------ Supplied records
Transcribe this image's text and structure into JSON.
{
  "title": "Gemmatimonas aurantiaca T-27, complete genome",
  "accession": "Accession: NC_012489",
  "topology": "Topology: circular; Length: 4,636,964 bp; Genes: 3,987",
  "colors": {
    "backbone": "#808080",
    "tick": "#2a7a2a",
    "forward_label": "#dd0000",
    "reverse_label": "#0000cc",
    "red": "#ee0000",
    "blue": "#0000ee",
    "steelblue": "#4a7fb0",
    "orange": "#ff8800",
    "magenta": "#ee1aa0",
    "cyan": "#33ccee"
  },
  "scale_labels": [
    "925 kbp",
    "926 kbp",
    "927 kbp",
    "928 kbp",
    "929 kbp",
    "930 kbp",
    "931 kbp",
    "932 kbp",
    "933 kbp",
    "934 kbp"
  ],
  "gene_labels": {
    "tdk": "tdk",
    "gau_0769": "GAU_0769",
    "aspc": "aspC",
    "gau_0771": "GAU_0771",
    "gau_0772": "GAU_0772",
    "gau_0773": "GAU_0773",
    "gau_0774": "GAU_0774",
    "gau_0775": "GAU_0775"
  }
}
------------
■ **What to produce**
Nothing may change. Retype all of the entries.

■ **Written reply**
Transcribe this image's text and structure into JSON.
{
  "title": "Gemmatimonas aurantiaca T-27, complete genome",
  "accession": "Accession: NC_012489",
  "topology": "Topology: circular; Length: 4,636,964 bp; Genes: 3,987",
  "colors": {
    "backbone": "#808080",
    "tick": "#2a7a2a",
    "forward_label": "#dd0000",
    "reverse_label": "#0000cc",
    "red": "#ee0000",
    "blue": "#0000ee",
    "steelblue": "#4a7fb0",
    "orange": "#ff8800",
    "magenta": "#ee1aa0",
    "cyan": "#33ccee"
  },
  "scale_labels": [
    "925 kbp",
    "926 kbp",
    "927 kbp",
    "928 kbp",
    "929 kbp",
    "930 kbp",
    "931 kbp",
    "932 kbp",
    "933 kbp",
    "934 kbp"
  ],
  "gene_labels": {
    "tdk": "tdk",
    "gau_0769": "GAU_0769",
    "aspc": "aspC",
    "gau_0771": "GAU_0771",
    "gau_0772": "GAU_0772",
    "gau_0773": "GAU_0773",
    "gau_0774": "GAU_0774",
    "gau_0775": "GAU_0775"
  }
}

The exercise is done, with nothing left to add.